§ TASK GOAL
Transcribe all of the material exactly.
━━━━━━━━━━━━━━━━━━━━
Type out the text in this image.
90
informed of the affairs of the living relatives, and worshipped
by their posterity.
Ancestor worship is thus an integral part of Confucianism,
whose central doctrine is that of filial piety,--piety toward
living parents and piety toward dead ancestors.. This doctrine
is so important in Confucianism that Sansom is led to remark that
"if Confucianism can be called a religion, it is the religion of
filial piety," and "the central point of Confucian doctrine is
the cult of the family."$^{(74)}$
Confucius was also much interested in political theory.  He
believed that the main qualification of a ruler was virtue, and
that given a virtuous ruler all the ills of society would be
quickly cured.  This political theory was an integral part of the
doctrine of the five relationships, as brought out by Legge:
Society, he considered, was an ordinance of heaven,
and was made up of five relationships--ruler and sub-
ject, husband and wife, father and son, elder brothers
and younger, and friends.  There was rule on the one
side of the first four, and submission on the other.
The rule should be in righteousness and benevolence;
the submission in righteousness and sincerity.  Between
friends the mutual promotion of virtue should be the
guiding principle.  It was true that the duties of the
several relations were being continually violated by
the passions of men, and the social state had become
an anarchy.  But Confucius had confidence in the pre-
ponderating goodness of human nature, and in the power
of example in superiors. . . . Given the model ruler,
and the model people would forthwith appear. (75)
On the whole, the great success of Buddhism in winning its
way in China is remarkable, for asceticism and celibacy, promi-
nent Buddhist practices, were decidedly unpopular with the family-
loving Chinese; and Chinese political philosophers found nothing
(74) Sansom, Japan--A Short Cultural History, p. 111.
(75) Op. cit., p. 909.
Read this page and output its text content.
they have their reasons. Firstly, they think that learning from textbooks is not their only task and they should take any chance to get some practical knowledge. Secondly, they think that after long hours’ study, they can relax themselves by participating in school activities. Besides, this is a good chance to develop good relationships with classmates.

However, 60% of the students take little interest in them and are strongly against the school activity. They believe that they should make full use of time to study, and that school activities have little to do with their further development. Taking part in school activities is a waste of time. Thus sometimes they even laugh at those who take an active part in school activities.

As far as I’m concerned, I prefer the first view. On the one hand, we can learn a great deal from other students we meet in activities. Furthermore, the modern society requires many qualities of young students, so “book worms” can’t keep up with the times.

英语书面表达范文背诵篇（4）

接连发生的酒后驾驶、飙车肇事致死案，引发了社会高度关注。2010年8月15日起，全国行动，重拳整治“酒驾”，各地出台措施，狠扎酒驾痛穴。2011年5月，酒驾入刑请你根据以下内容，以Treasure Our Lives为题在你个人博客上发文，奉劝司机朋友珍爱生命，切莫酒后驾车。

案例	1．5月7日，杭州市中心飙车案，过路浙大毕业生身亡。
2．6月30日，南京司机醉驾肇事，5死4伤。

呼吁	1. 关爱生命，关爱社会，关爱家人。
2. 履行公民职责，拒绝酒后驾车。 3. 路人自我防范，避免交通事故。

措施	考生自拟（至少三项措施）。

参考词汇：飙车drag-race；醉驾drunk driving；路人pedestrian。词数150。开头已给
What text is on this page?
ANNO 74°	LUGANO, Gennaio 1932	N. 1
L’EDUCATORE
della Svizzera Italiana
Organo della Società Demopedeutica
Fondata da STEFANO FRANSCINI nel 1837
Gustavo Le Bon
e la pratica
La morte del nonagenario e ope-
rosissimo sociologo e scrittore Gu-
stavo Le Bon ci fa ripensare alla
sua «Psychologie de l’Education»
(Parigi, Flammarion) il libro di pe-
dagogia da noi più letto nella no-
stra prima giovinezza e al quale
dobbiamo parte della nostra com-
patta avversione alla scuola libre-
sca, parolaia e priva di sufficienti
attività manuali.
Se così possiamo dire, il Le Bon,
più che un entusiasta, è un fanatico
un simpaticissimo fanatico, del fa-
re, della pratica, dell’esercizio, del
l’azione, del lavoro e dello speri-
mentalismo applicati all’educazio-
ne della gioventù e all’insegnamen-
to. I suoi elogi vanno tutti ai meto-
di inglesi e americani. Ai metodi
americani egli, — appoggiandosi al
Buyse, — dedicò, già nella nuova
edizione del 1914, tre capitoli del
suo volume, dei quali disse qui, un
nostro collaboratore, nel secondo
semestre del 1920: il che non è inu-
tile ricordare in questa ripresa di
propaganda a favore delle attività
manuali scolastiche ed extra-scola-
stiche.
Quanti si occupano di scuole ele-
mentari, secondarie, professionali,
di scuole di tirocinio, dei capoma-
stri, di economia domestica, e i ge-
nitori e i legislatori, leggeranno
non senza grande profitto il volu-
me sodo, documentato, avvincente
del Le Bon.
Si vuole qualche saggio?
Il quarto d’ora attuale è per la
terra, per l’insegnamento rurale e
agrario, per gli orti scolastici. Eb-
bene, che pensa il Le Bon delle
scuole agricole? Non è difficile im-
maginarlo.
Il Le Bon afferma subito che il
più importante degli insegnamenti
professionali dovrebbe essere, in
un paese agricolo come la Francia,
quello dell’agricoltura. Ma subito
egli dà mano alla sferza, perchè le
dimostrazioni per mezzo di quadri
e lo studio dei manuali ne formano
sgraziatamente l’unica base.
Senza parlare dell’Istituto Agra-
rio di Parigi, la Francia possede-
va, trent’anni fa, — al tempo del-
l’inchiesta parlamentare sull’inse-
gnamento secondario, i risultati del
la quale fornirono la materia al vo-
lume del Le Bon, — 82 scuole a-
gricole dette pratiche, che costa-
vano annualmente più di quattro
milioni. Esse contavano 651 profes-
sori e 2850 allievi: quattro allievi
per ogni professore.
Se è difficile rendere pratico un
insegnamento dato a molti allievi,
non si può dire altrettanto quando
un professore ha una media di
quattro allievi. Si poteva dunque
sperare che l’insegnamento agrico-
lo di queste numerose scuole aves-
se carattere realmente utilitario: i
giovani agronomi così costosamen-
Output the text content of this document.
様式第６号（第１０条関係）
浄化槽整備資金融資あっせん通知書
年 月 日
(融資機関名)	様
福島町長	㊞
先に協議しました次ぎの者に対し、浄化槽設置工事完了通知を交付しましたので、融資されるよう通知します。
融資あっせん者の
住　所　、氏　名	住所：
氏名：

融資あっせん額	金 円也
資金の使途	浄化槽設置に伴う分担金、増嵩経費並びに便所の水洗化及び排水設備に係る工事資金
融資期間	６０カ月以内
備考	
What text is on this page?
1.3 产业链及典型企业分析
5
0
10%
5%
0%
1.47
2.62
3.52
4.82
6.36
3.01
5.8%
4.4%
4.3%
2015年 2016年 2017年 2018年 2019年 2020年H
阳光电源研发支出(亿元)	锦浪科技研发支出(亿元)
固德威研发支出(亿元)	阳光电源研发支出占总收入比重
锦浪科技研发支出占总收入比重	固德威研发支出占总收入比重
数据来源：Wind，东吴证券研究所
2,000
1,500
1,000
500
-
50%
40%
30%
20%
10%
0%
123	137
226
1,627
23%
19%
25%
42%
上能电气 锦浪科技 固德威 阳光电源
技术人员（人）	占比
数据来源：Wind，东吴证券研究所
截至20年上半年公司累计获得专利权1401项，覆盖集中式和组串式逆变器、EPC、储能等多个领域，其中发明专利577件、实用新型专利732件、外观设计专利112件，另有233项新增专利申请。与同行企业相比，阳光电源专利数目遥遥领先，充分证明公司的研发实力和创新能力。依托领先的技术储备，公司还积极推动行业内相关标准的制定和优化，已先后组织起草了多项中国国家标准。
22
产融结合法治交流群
━━━━━━━━━━━━━━━━━━━━
§ SOLUTION
Type out the text in this image.
90
informed of the affairs of the living relatives, and worshipped
by their posterity.
Ancestor worship is thus an integral part of Confucianism,
whose central doctrine is that of filial piety,--piety toward
living parents and piety toward dead ancestors.. This doctrine
is so important in Confucianism that Sansom is led to remark that
"if Confucianism can be called a religion, it is the religion of
filial piety," and "the central point of Confucian doctrine is
the cult of the family."$^{(74)}$
Confucius was also much interested in political theory.  He
believed that the main qualification of a ruler was virtue, and
that given a virtuous ruler all the ills of society would be
quickly cured.  This political theory was an integral part of the
doctrine of the five relationships, as brought out by Legge:
Society, he considered, was an ordinance of heaven,
and was made up of five relationships--ruler and sub-
ject, husband and wife, father and son, elder brothers
and younger, and friends.  There was rule on the one
side of the first four, and submission on the other.
The rule should be in righteousness and benevolence;
the submission in righteousness and sincerity.  Between
friends the mutual promotion of virtue should be the
guiding principle.  It was true that the duties of the
several relations were being continually violated by
the passions of men, and the social state had become
an anarchy.  But Confucius had confidence in the pre-
ponderating goodness of human nature, and in the power
of example in superiors. . . . Given the model ruler,
and the model people would forthwith appear. (75)
On the whole, the great success of Buddhism in winning its
way in China is remarkable, for asceticism and celibacy, promi-
nent Buddhist practices, were decidedly unpopular with the family-
loving Chinese; and Chinese political philosophers found nothing
(74) Sansom, Japan--A Short Cultural History, p. 111.
(75) Op. cit., p. 909.
Read this page and output its text content.
they have their reasons. Firstly, they think that learning from textbooks is not their only task and they should take any chance to get some practical knowledge. Secondly, they think that after long hours’ study, they can relax themselves by participating in school activities. Besides, this is a good chance to develop good relationships with classmates.

However, 60% of the students take little interest in them and are strongly against the school activity. They believe that they should make full use of time to study, and that school activities have little to do with their further development. Taking part in school activities is a waste of time. Thus sometimes they even laugh at those who take an active part in school activities.

As far as I’m concerned, I prefer the first view. On the one hand, we can learn a great deal from other students we meet in activities. Furthermore, the modern society requires many qualities of young students, so “book worms” can’t keep up with the times.

英语书面表达范文背诵篇（4）

接连发生的酒后驾驶、飙车肇事致死案，引发了社会高度关注。2010年8月15日起，全国行动，重拳整治“酒驾”，各地出台措施，狠扎酒驾痛穴。2011年5月，酒驾入刑请你根据以下内容，以Treasure Our Lives为题在你个人博客上发文，奉劝司机朋友珍爱生命，切莫酒后驾车。

案例	1．5月7日，杭州市中心飙车案，过路浙大毕业生身亡。
2．6月30日，南京司机醉驾肇事，5死4伤。

呼吁	1. 关爱生命，关爱社会，关爱家人。
2. 履行公民职责，拒绝酒后驾车。 3. 路人自我防范，避免交通事故。

措施	考生自拟（至少三项措施）。

参考词汇：飙车drag-race；醉驾drunk driving；路人pedestrian。词数150。开头已给
What text is on this page?
ANNO 74°	LUGANO, Gennaio 1932	N. 1
L’EDUCATORE
della Svizzera Italiana
Organo della Società Demopedeutica
Fondata da STEFANO FRANSCINI nel 1837
Gustavo Le Bon
e la pratica
La morte del nonagenario e ope-
rosissimo sociologo e scrittore Gu-
stavo Le Bon ci fa ripensare alla
sua «Psychologie de l’Education»
(Parigi, Flammarion) il libro di pe-
dagogia da noi più letto nella no-
stra prima giovinezza e al quale
dobbiamo parte della nostra com-
patta avversione alla scuola libre-
sca, parolaia e priva di sufficienti
attività manuali.
Se così possiamo dire, il Le Bon,
più che un entusiasta, è un fanatico
un simpaticissimo fanatico, del fa-
re, della pratica, dell’esercizio, del
l’azione, del lavoro e dello speri-
mentalismo applicati all’educazio-
ne della gioventù e all’insegnamen-
to. I suoi elogi vanno tutti ai meto-
di inglesi e americani. Ai metodi
americani egli, — appoggiandosi al
Buyse, — dedicò, già nella nuova
edizione del 1914, tre capitoli del
suo volume, dei quali disse qui, un
nostro collaboratore, nel secondo
semestre del 1920: il che non è inu-
tile ricordare in questa ripresa di
propaganda a favore delle attività
manuali scolastiche ed extra-scola-
stiche.
Quanti si occupano di scuole ele-
mentari, secondarie, professionali,
di scuole di tirocinio, dei capoma-
stri, di economia domestica, e i ge-
nitori e i legislatori, leggeranno
non senza grande profitto il volu-
me sodo, documentato, avvincente
del Le Bon.
Si vuole qualche saggio?
Il quarto d’ora attuale è per la
terra, per l’insegnamento rurale e
agrario, per gli orti scolastici. Eb-
bene, che pensa il Le Bon delle
scuole agricole? Non è difficile im-
maginarlo.
Il Le Bon afferma subito che il
più importante degli insegnamenti
professionali dovrebbe essere, in
un paese agricolo come la Francia,
quello dell’agricoltura. Ma subito
egli dà mano alla sferza, perchè le
dimostrazioni per mezzo di quadri
e lo studio dei manuali ne formano
sgraziatamente l’unica base.
Senza parlare dell’Istituto Agra-
rio di Parigi, la Francia possede-
va, trent’anni fa, — al tempo del-
l’inchiesta parlamentare sull’inse-
gnamento secondario, i risultati del
la quale fornirono la materia al vo-
lume del Le Bon, — 82 scuole a-
gricole dette pratiche, che costa-
vano annualmente più di quattro
milioni. Esse contavano 651 profes-
sori e 2850 allievi: quattro allievi
per ogni professore.
Se è difficile rendere pratico un
insegnamento dato a molti allievi,
non si può dire altrettanto quando
un professore ha una media di
quattro allievi. Si poteva dunque
sperare che l’insegnamento agrico-
lo di queste numerose scuole aves-
se carattere realmente utilitario: i
giovani agronomi così costosamen-
Output the text content of this document.
様式第６号（第１０条関係）
浄化槽整備資金融資あっせん通知書
年 月 日
(融資機関名)	様
福島町長	㊞
先に協議しました次ぎの者に対し、浄化槽設置工事完了通知を交付しましたので、融資されるよう通知します。
融資あっせん者の
住　所　、氏　名	住所：
氏名：

融資あっせん額	金 円也
資金の使途	浄化槽設置に伴う分担金、増嵩経費並びに便所の水洗化及び排水設備に係る工事資金
融資期間	６０カ月以内
備考	
What text is on this page?
1.3 产业链及典型企业分析
5
0
10%
5%
0%
1.47
2.62
3.52
4.82
6.36
3.01
5.8%
4.4%
4.3%
2015年 2016年 2017年 2018年 2019年 2020年H
阳光电源研发支出(亿元)	锦浪科技研发支出(亿元)
固德威研发支出(亿元)	阳光电源研发支出占总收入比重
锦浪科技研发支出占总收入比重	固德威研发支出占总收入比重
数据来源：Wind，东吴证券研究所
2,000
1,500
1,000
500
-
50%
40%
30%
20%
10%
0%
123	137
226
1,627
23%
19%
25%
42%
上能电气 锦浪科技 固德威 阳光电源
技术人员（人）	占比
数据来源：Wind，东吴证券研究所
截至20年上半年公司累计获得专利权1401项，覆盖集中式和组串式逆变器、EPC、储能等多个领域，其中发明专利577件、实用新型专利732件、外观设计专利112件，另有233项新增专利申请。与同行企业相比，阳光电源专利数目遥遥领先，充分证明公司的研发实力和创新能力。依托领先的技术储备，公司还积极推动行业内相关标准的制定和优化，已先后组织起草了多项中国国家标准。
22
产融结合法治交流群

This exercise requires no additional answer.